- [EXERCISE BRIEF]: Pick out every line in the data below that contains the string "point", and copy each of those lines.

Records taken from a dataset:

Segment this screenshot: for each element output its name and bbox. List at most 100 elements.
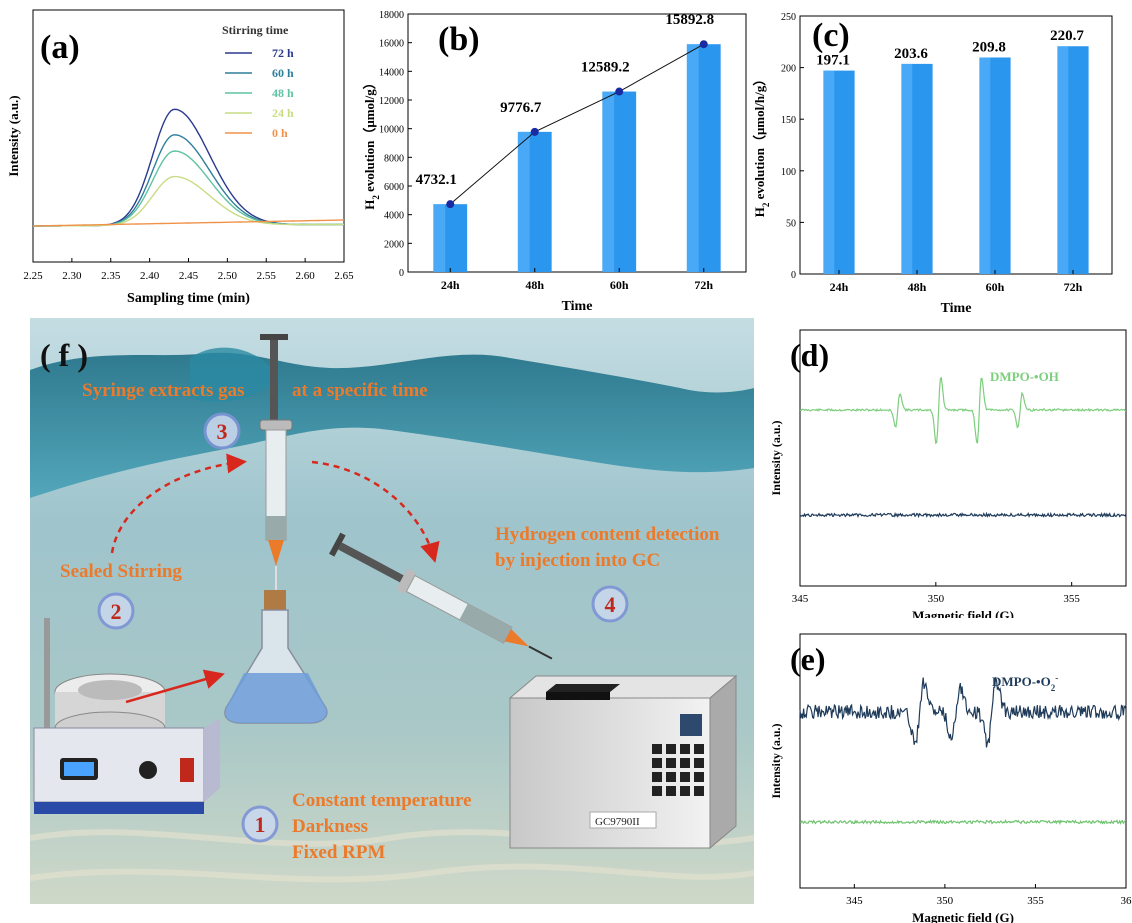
step2-text: Sealed Stirring: [60, 561, 182, 582]
step4-text-1: Hydrogen content detection: [495, 524, 720, 545]
c-bar: [979, 57, 1011, 274]
panel-b-chart: (b) 0 2000 4000 6000 8000 10000 12000 14000 1600…: [362, 10, 747, 312]
d-xtick-label: 350: [928, 593, 945, 605]
d-series-label: DMPO-•OH: [990, 369, 1059, 384]
panel-d-label: (d): [790, 337, 829, 373]
a-series-line: [33, 150, 344, 227]
c-x-axis-title: Time: [941, 301, 972, 312]
c-data-label: 220.7: [1050, 28, 1084, 44]
e-xtick-label: 350: [937, 895, 954, 907]
panel-a-chart: (a) 2.25 2.30 2.35 2.40 2.45 2.50 2.55 2.60 2.65…: [6, 9, 354, 306]
panel-f-schematic: ( f ) Syringe extracts gas at a specific…: [30, 318, 754, 904]
e-xtick-label: 36: [1121, 895, 1132, 907]
a-xtick-label: 2.30: [62, 270, 82, 282]
d-plot-frame: [799, 329, 1127, 587]
gc-key: [666, 744, 676, 754]
b-xtick-label: 72h: [694, 278, 713, 292]
b-ytick-label: 0: [399, 268, 404, 279]
step3-marker: 3: [203, 412, 241, 450]
a-xtick-label: 2.60: [296, 270, 316, 282]
a-legend-entry: 72 h: [272, 46, 294, 60]
c-xtick-label: 60h: [986, 280, 1005, 294]
gc-instrument: GC9790II: [508, 674, 738, 850]
a-legend-entry: 60 h: [272, 66, 294, 80]
b-data-label: 12589.2: [581, 60, 630, 76]
gc-key: [694, 772, 704, 782]
step2-marker: 2: [97, 592, 135, 630]
a-legend-entry: 24 h: [272, 106, 294, 120]
e-plot-frame: [799, 633, 1127, 889]
syringe-diagonal: [329, 532, 553, 660]
b-point: [699, 40, 708, 49]
c-ytick-label: 0: [791, 270, 796, 281]
svg-text:1: 1: [255, 812, 266, 837]
syringe-vertical: [259, 334, 293, 608]
arc-stir-to-extract: [110, 453, 247, 554]
c-y-axis-title: H2 evolution（μmol/h/g）: [752, 73, 771, 217]
c-xtick-label: 48h: [908, 280, 927, 294]
b-data-label: 15892.8: [665, 12, 714, 28]
gc-key: [652, 758, 662, 768]
c-bar: [1057, 46, 1089, 275]
c-ytick-label: 100: [781, 167, 796, 178]
gc-key: [666, 786, 676, 796]
b-ytick-label: 12000: [379, 96, 404, 107]
c-ytick-label: 250: [781, 12, 796, 23]
gc-key: [680, 744, 690, 754]
arrow-stirrer-to-flask: [125, 669, 225, 704]
panel-e-label: (e): [790, 641, 826, 677]
step1-line-3: Fixed RPM: [292, 842, 385, 863]
gc-key: [666, 772, 676, 782]
b-trend-line: [449, 43, 704, 205]
c-xtick-label: 72h: [1064, 280, 1083, 294]
c-ytick-label: 150: [781, 115, 796, 126]
gc-key: [652, 744, 662, 754]
c-data-label: 197.1: [816, 53, 850, 69]
c-data-label: 203.6: [894, 46, 928, 62]
e-xtick-label: 355: [1027, 895, 1044, 907]
c-ytick-label: 50: [786, 218, 796, 229]
gc-key: [652, 786, 662, 796]
gc-key: [694, 758, 704, 768]
a-xtick-label: 2.25: [23, 270, 43, 282]
a-series-line: [33, 108, 344, 227]
a-xtick-label: 2.65: [334, 270, 354, 282]
step1-marker: 1: [241, 805, 279, 843]
b-ytick-label: 2000: [384, 239, 404, 250]
a-xtick-label: 2.45: [179, 270, 199, 282]
a-series-line: [33, 219, 344, 227]
b-xtick-label: 48h: [525, 278, 544, 292]
c-data-label: 209.8: [972, 39, 1006, 55]
svg-text:3: 3: [217, 419, 228, 444]
d-baseline-trace: [799, 511, 1127, 519]
b-ytick-label: 18000: [379, 10, 404, 21]
hot-plate-stirrer: [33, 618, 220, 814]
b-y-axis-title: H2 evolution（μmol/g）: [362, 76, 381, 210]
panel-c-chart: (c) 0 50 100 150 200 250 24h 197.1 48h 203.6 60h 20…: [752, 12, 1113, 312]
b-ytick-label: 8000: [384, 153, 404, 164]
e-y-axis-title: Intensity (a.u.): [770, 723, 783, 798]
panel-f-label: ( f ): [40, 337, 88, 373]
a-xtick-label: 2.40: [140, 270, 160, 282]
panel-b-label: (b): [438, 21, 480, 58]
b-bar: [517, 131, 552, 272]
step1-line-2: Darkness: [292, 816, 368, 837]
e-signal-trace: [799, 676, 1127, 748]
gc-key: [694, 786, 704, 796]
c-bar: [823, 70, 855, 274]
b-bar: [686, 44, 721, 272]
b-bar: [602, 91, 637, 272]
b-ytick-label: 6000: [384, 182, 404, 193]
b-point: [446, 200, 455, 209]
arc-extract-to-inject: [311, 460, 440, 563]
d-xtick-label: 345: [792, 593, 809, 605]
a-y-axis-title: Intensity (a.u.): [6, 95, 21, 176]
b-ytick-label: 10000: [379, 125, 404, 136]
a-x-axis-title: Sampling time (min): [127, 291, 250, 306]
gc-key: [680, 772, 690, 782]
flask: [224, 590, 328, 724]
svg-text:4: 4: [605, 592, 616, 617]
c-ytick-label: 200: [781, 64, 796, 75]
gc-key: [680, 758, 690, 768]
b-x-axis-title: Time: [562, 299, 593, 312]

- [WRITTEN RESPONSE]:
b-point: [699, 40, 708, 49]
b-point: [446, 200, 455, 209]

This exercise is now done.